■ Your goal ■
Return all of the entries word for word, but omit the pictures they contain.

Data extracted from a collection
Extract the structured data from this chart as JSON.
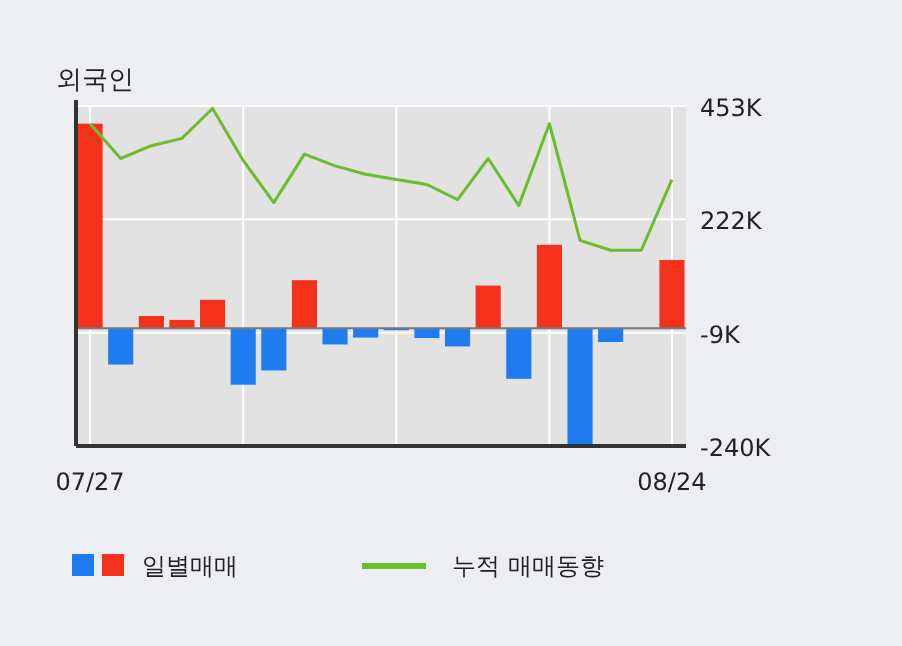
{
  "chart_data": {
    "type": "bar",
    "title": "외국인",
    "categories": [
      "07/27",
      null,
      null,
      null,
      null,
      null,
      null,
      null,
      null,
      null,
      null,
      null,
      null,
      null,
      null,
      null,
      null,
      null,
      null,
      "08/24"
    ],
    "series": [
      {
        "name": "일별매매",
        "values": [
          417,
          -74,
          25,
          17,
          58,
          -115,
          -86,
          98,
          -33,
          -19,
          -4,
          -20,
          -37,
          87,
          -103,
          170,
          -238,
          -28,
          0,
          139
        ],
        "colors": [
          "#f4321c",
          "#1e7bf0",
          "#f4321c",
          "#f4321c",
          "#f4321c",
          "#1e7bf0",
          "#1e7bf0",
          "#f4321c",
          "#1e7bf0",
          "#1e7bf0",
          "#1e7bf0",
          "#1e7bf0",
          "#1e7bf0",
          "#f4321c",
          "#1e7bf0",
          "#f4321c",
          "#1e7bf0",
          "#1e7bf0",
          "#1e7bf0",
          "#f4321c"
        ]
      },
      {
        "name": "누적 매매동향",
        "type": "line",
        "color": "#6cbd2e",
        "values": [
          417,
          346,
          372,
          387,
          448,
          342,
          256,
          355,
          331,
          314,
          303,
          293,
          262,
          346,
          250,
          417,
          179,
          159,
          159,
          303
        ]
      }
    ],
    "ylim": [
      -240,
      453
    ],
    "yticks": [
      {
        "value": 453,
        "label": "453K"
      },
      {
        "value": 222,
        "label": "222K"
      },
      {
        "value": -9,
        "label": "-9K"
      },
      {
        "value": -240,
        "label": "-240K"
      }
    ],
    "grid": true,
    "legend": "bottom",
    "marker": "none",
    "line_style": "solid"
  }
}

■ Written response ■
Extract the structured data from this chart as JSON.
{
  "chart_data": {
    "type": "bar",
    "title": "외국인",
    "categories": [
      "07/27",
      null,
      null,
      null,
      null,
      null,
      null,
      null,
      null,
      null,
      null,
      null,
      null,
      null,
      null,
      null,
      null,
      null,
      null,
      "08/24"
    ],
    "series": [
      {
        "name": "일별매매",
        "values": [
          417,
          -74,
          25,
          17,
          58,
          -115,
          -86,
          98,
          -33,
          -19,
          -4,
          -20,
          -37,
          87,
          -103,
          170,
          -238,
          -28,
          0,
          139
        ],
        "colors": [
          "#f4321c",
          "#1e7bf0",
          "#f4321c",
          "#f4321c",
          "#f4321c",
          "#1e7bf0",
          "#1e7bf0",
          "#f4321c",
          "#1e7bf0",
          "#1e7bf0",
          "#1e7bf0",
          "#1e7bf0",
          "#1e7bf0",
          "#f4321c",
          "#1e7bf0",
          "#f4321c",
          "#1e7bf0",
          "#1e7bf0",
          "#1e7bf0",
          "#f4321c"
        ]
      },
      {
        "name": "누적 매매동향",
        "type": "line",
        "color": "#6cbd2e",
        "values": [
          417,
          346,
          372,
          387,
          448,
          342,
          256,
          355,
          331,
          314,
          303,
          293,
          262,
          346,
          250,
          417,
          179,
          159,
          159,
          303
        ]
      }
    ],
    "ylim": [
      -240,
      453
    ],
    "yticks": [
      {
        "value": 453,
        "label": "453K"
      },
      {
        "value": 222,
        "label": "222K"
      },
      {
        "value": -9,
        "label": "-9K"
      },
      {
        "value": -240,
        "label": "-240K"
      }
    ],
    "grid": true,
    "legend": "bottom",
    "marker": "none",
    "line_style": "solid"
  }
}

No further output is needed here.